Exercise: Each line that includes the string "Radius" counts once; give the total and nothing else.

Provided entries:
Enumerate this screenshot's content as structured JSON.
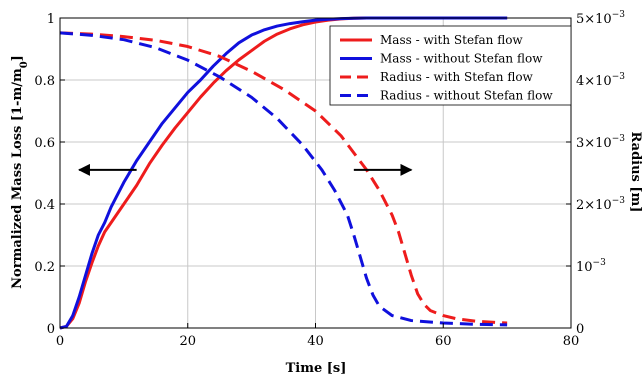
{
  "chart_data": {
    "type": "line",
    "xlabel": "Time [s]",
    "ylabel_left": "Normalized Mass Loss [1-m/m",
    "ylabel_left_sub": "0",
    "ylabel_left_close": "]",
    "ylabel_right": "Radius [m]",
    "xlim": [
      0,
      80
    ],
    "ylim_left": [
      0,
      1
    ],
    "ylim_right": [
      0,
      0.005
    ],
    "grid": true,
    "legend_position": "top-right",
    "x_ticks": [
      "0",
      "20",
      "40",
      "60",
      "80"
    ],
    "y_left_ticks": [
      "0",
      "0.2",
      "0.4",
      "0.6",
      "0.8",
      "1"
    ],
    "y_right_ticks": [
      {
        "value": 0,
        "base": "0",
        "exp": ""
      },
      {
        "value": 0.001,
        "base": "10",
        "exp": "−3"
      },
      {
        "value": 0.002,
        "base": "2×10",
        "exp": "−3"
      },
      {
        "value": 0.003,
        "base": "3×10",
        "exp": "−3"
      },
      {
        "value": 0.004,
        "base": "4×10",
        "exp": "−3"
      },
      {
        "value": 0.005,
        "base": "5×10",
        "exp": "−3"
      }
    ],
    "series": [
      {
        "name": "Mass - with Stefan flow",
        "axis": "left",
        "color": "#ee1c1c",
        "dash": "solid",
        "points": [
          [
            0,
            0
          ],
          [
            1,
            0.005
          ],
          [
            2,
            0.03
          ],
          [
            3,
            0.08
          ],
          [
            4,
            0.15
          ],
          [
            5,
            0.21
          ],
          [
            6,
            0.265
          ],
          [
            7,
            0.31
          ],
          [
            8,
            0.34
          ],
          [
            10,
            0.4
          ],
          [
            12,
            0.46
          ],
          [
            14,
            0.53
          ],
          [
            16,
            0.59
          ],
          [
            18,
            0.645
          ],
          [
            20,
            0.695
          ],
          [
            22,
            0.745
          ],
          [
            24,
            0.79
          ],
          [
            26,
            0.83
          ],
          [
            28,
            0.865
          ],
          [
            30,
            0.895
          ],
          [
            32,
            0.925
          ],
          [
            34,
            0.948
          ],
          [
            36,
            0.965
          ],
          [
            38,
            0.978
          ],
          [
            40,
            0.987
          ],
          [
            42,
            0.993
          ],
          [
            44,
            0.997
          ],
          [
            46,
            0.999
          ],
          [
            48,
            1.0
          ],
          [
            52,
            1.0
          ],
          [
            56,
            1.0
          ],
          [
            60,
            1.0
          ],
          [
            65,
            1.0
          ],
          [
            70,
            1.0
          ]
        ]
      },
      {
        "name": "Mass - without Stefan flow",
        "axis": "left",
        "color": "#1010dd",
        "dash": "solid",
        "points": [
          [
            0,
            0
          ],
          [
            1,
            0.005
          ],
          [
            2,
            0.04
          ],
          [
            3,
            0.1
          ],
          [
            4,
            0.17
          ],
          [
            5,
            0.24
          ],
          [
            6,
            0.3
          ],
          [
            7,
            0.34
          ],
          [
            8,
            0.39
          ],
          [
            10,
            0.47
          ],
          [
            12,
            0.54
          ],
          [
            14,
            0.6
          ],
          [
            16,
            0.66
          ],
          [
            18,
            0.71
          ],
          [
            20,
            0.76
          ],
          [
            22,
            0.8
          ],
          [
            24,
            0.845
          ],
          [
            26,
            0.885
          ],
          [
            28,
            0.92
          ],
          [
            30,
            0.945
          ],
          [
            32,
            0.962
          ],
          [
            34,
            0.974
          ],
          [
            36,
            0.982
          ],
          [
            38,
            0.988
          ],
          [
            40,
            0.993
          ],
          [
            42,
            0.996
          ],
          [
            44,
            0.998
          ],
          [
            46,
            0.999
          ],
          [
            48,
            1.0
          ],
          [
            50,
            1.0
          ],
          [
            55,
            1.0
          ],
          [
            60,
            1.0
          ],
          [
            65,
            1.0
          ],
          [
            70,
            1.0
          ]
        ]
      },
      {
        "name": "Radius - with Stefan flow",
        "axis": "right",
        "color": "#ee1c1c",
        "dash": "dashed",
        "points": [
          [
            0,
            0.00476
          ],
          [
            5,
            0.00474
          ],
          [
            10,
            0.0047
          ],
          [
            15,
            0.00464
          ],
          [
            20,
            0.00454
          ],
          [
            25,
            0.00438
          ],
          [
            30,
            0.00414
          ],
          [
            35,
            0.00385
          ],
          [
            40,
            0.0035
          ],
          [
            44,
            0.0031
          ],
          [
            48,
            0.00255
          ],
          [
            50,
            0.00222
          ],
          [
            52,
            0.00182
          ],
          [
            53,
            0.00155
          ],
          [
            54,
            0.0012
          ],
          [
            55,
            0.00085
          ],
          [
            56,
            0.00055
          ],
          [
            57,
            0.00038
          ],
          [
            58,
            0.00028
          ],
          [
            60,
            0.0002
          ],
          [
            62,
            0.00015
          ],
          [
            65,
            0.00011
          ],
          [
            70,
            8e-05
          ]
        ]
      },
      {
        "name": "Radius - without Stefan flow",
        "axis": "right",
        "color": "#1010dd",
        "dash": "dashed",
        "points": [
          [
            0,
            0.00476
          ],
          [
            5,
            0.00472
          ],
          [
            10,
            0.00465
          ],
          [
            15,
            0.00452
          ],
          [
            20,
            0.00432
          ],
          [
            25,
            0.00405
          ],
          [
            30,
            0.00372
          ],
          [
            34,
            0.00338
          ],
          [
            38,
            0.00295
          ],
          [
            41,
            0.00255
          ],
          [
            43,
            0.00222
          ],
          [
            45,
            0.00182
          ],
          [
            46,
            0.0015
          ],
          [
            47,
            0.00115
          ],
          [
            48,
            0.0008
          ],
          [
            49,
            0.00053
          ],
          [
            50,
            0.00035
          ],
          [
            52,
            0.0002
          ],
          [
            55,
            0.00012
          ],
          [
            60,
            8e-05
          ],
          [
            65,
            6e-05
          ],
          [
            70,
            5e-05
          ]
        ]
      }
    ],
    "annotations": [
      {
        "type": "arrow",
        "direction": "left",
        "x_from": 12,
        "x_to": 3,
        "y_left": 0.51
      },
      {
        "type": "arrow",
        "direction": "right",
        "x_from": 46,
        "x_to": 55,
        "y_left": 0.51
      }
    ]
  }
}
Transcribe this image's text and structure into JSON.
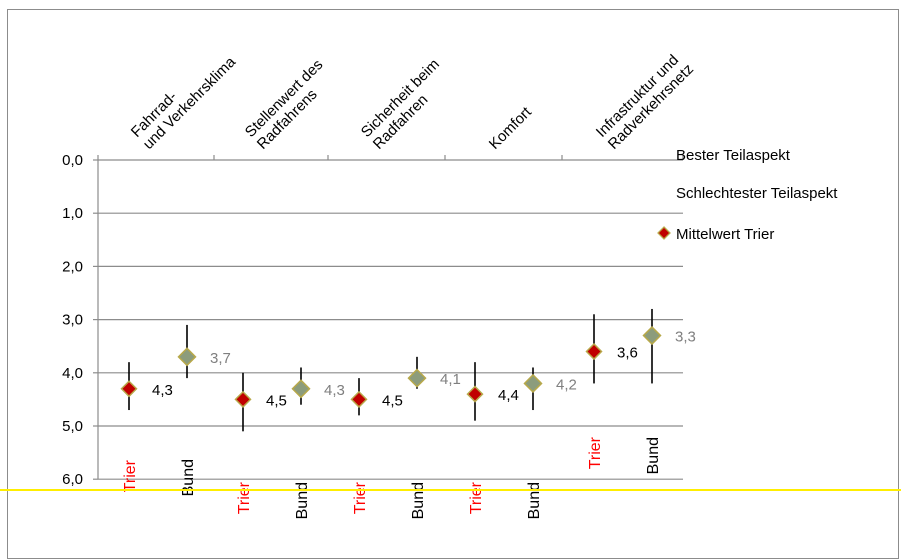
{
  "chart_data": {
    "type": "scatter",
    "title": "",
    "y_axis": {
      "ticks": [
        "0,0",
        "1,0",
        "2,0",
        "3,0",
        "4,0",
        "5,0",
        "6,0"
      ],
      "range": [
        0,
        6
      ],
      "inverted": true,
      "grid": true
    },
    "categories": [
      [
        "Fahrrad-",
        "und Verkehrsklima"
      ],
      [
        "Stellenwert des",
        "Radfahrens"
      ],
      [
        "Sicherheit beim",
        "Radfahren"
      ],
      [
        "Komfort"
      ],
      [
        "Infrastruktur und",
        "Radverkehrsnetz"
      ]
    ],
    "group_labels": [
      "Trier",
      "Bund"
    ],
    "points": [
      {
        "category": 0,
        "group": "Trier",
        "mean": 4.3,
        "best": 3.8,
        "worst": 4.7,
        "label": "4,3"
      },
      {
        "category": 0,
        "group": "Bund",
        "mean": 3.7,
        "best": 3.1,
        "worst": 4.1,
        "label": "3,7"
      },
      {
        "category": 1,
        "group": "Trier",
        "mean": 4.5,
        "best": 4.0,
        "worst": 5.1,
        "label": "4,5"
      },
      {
        "category": 1,
        "group": "Bund",
        "mean": 4.3,
        "best": 3.9,
        "worst": 4.6,
        "label": "4,3"
      },
      {
        "category": 2,
        "group": "Trier",
        "mean": 4.5,
        "best": 4.1,
        "worst": 4.8,
        "label": "4,5"
      },
      {
        "category": 2,
        "group": "Bund",
        "mean": 4.1,
        "best": 3.7,
        "worst": 4.3,
        "label": "4,1"
      },
      {
        "category": 3,
        "group": "Trier",
        "mean": 4.4,
        "best": 3.8,
        "worst": 4.9,
        "label": "4,4"
      },
      {
        "category": 3,
        "group": "Bund",
        "mean": 4.2,
        "best": 3.9,
        "worst": 4.7,
        "label": "4,2"
      },
      {
        "category": 4,
        "group": "Trier",
        "mean": 3.6,
        "best": 2.9,
        "worst": 4.2,
        "label": "3,6"
      },
      {
        "category": 4,
        "group": "Bund",
        "mean": 3.3,
        "best": 2.8,
        "worst": 4.2,
        "label": "3,3"
      }
    ],
    "legend": {
      "position": "right",
      "items": [
        "Bester Teilaspekt",
        "Schlechtester Teilaspekt",
        "Mittelwert Trier"
      ]
    },
    "colors": {
      "trier_marker": "#c00000",
      "bund_marker": "#8c9c7c",
      "marker_border": "#b8a94a",
      "trier_label": "#ff0000",
      "bund_label": "#000000",
      "trier_value": "#000000",
      "bund_value": "#7f7f7f",
      "grid": "#8c8c8c",
      "whisker": "#000000",
      "highlight_line": "#ffee00"
    }
  }
}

Full solution: 3